◆ **Exercise prompt**
Reproduce all records verbatim.
## begin Record list
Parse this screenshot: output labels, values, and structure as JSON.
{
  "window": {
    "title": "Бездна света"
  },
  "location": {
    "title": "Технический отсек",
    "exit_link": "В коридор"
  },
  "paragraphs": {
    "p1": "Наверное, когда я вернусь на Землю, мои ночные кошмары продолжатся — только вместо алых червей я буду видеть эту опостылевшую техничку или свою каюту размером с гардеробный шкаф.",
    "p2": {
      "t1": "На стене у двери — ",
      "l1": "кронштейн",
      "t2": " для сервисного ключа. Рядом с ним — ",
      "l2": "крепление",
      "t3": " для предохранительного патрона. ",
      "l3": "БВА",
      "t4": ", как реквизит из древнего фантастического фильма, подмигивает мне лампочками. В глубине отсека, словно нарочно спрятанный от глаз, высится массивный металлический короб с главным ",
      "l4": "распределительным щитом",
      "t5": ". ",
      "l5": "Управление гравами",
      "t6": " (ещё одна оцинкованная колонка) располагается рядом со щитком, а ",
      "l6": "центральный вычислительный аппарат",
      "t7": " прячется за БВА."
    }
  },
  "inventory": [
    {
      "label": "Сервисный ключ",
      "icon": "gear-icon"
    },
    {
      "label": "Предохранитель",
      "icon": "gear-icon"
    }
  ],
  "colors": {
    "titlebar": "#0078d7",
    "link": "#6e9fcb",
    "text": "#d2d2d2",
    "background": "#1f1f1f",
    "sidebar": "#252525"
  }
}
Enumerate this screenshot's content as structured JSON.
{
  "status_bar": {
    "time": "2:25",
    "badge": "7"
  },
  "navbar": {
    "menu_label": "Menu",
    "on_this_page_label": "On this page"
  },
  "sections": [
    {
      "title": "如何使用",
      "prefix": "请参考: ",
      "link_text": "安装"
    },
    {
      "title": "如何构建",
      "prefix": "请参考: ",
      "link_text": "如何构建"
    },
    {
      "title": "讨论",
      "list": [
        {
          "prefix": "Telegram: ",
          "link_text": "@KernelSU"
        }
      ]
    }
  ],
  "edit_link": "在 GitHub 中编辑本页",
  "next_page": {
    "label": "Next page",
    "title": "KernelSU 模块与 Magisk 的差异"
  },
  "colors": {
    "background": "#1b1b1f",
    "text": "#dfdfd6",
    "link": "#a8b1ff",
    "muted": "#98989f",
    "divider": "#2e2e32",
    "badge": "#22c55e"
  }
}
## end Record list
◆ **Task solution**
Parse this screenshot: output labels, values, and structure as JSON.
{
  "window": {
    "title": "Бездна света"
  },
  "location": {
    "title": "Технический отсек",
    "exit_link": "В коридор"
  },
  "paragraphs": {
    "p1": "Наверное, когда я вернусь на Землю, мои ночные кошмары продолжатся — только вместо алых червей я буду видеть эту опостылевшую техничку или свою каюту размером с гардеробный шкаф.",
    "p2": {
      "t1": "На стене у двери — ",
      "l1": "кронштейн",
      "t2": " для сервисного ключа. Рядом с ним — ",
      "l2": "крепление",
      "t3": " для предохранительного патрона. ",
      "l3": "БВА",
      "t4": ", как реквизит из древнего фантастического фильма, подмигивает мне лампочками. В глубине отсека, словно нарочно спрятанный от глаз, высится массивный металлический короб с главным ",
      "l4": "распределительным щитом",
      "t5": ". ",
      "l5": "Управление гравами",
      "t6": " (ещё одна оцинкованная колонка) располагается рядом со щитком, а ",
      "l6": "центральный вычислительный аппарат",
      "t7": " прячется за БВА."
    }
  },
  "inventory": [
    {
      "label": "Сервисный ключ",
      "icon": "gear-icon"
    },
    {
      "label": "Предохранитель",
      "icon": "gear-icon"
    }
  ],
  "colors": {
    "titlebar": "#0078d7",
    "link": "#6e9fcb",
    "text": "#d2d2d2",
    "background": "#1f1f1f",
    "sidebar": "#252525"
  }
}
Enumerate this screenshot's content as structured JSON.
{
  "status_bar": {
    "time": "2:25",
    "badge": "7"
  },
  "navbar": {
    "menu_label": "Menu",
    "on_this_page_label": "On this page"
  },
  "sections": [
    {
      "title": "如何使用",
      "prefix": "请参考: ",
      "link_text": "安装"
    },
    {
      "title": "如何构建",
      "prefix": "请参考: ",
      "link_text": "如何构建"
    },
    {
      "title": "讨论",
      "list": [
        {
          "prefix": "Telegram: ",
          "link_text": "@KernelSU"
        }
      ]
    }
  ],
  "edit_link": "在 GitHub 中编辑本页",
  "next_page": {
    "label": "Next page",
    "title": "KernelSU 模块与 Magisk 的差异"
  },
  "colors": {
    "background": "#1b1b1f",
    "text": "#dfdfd6",
    "link": "#a8b1ff",
    "muted": "#98989f",
    "divider": "#2e2e32",
    "badge": "#22c55e"
  }
}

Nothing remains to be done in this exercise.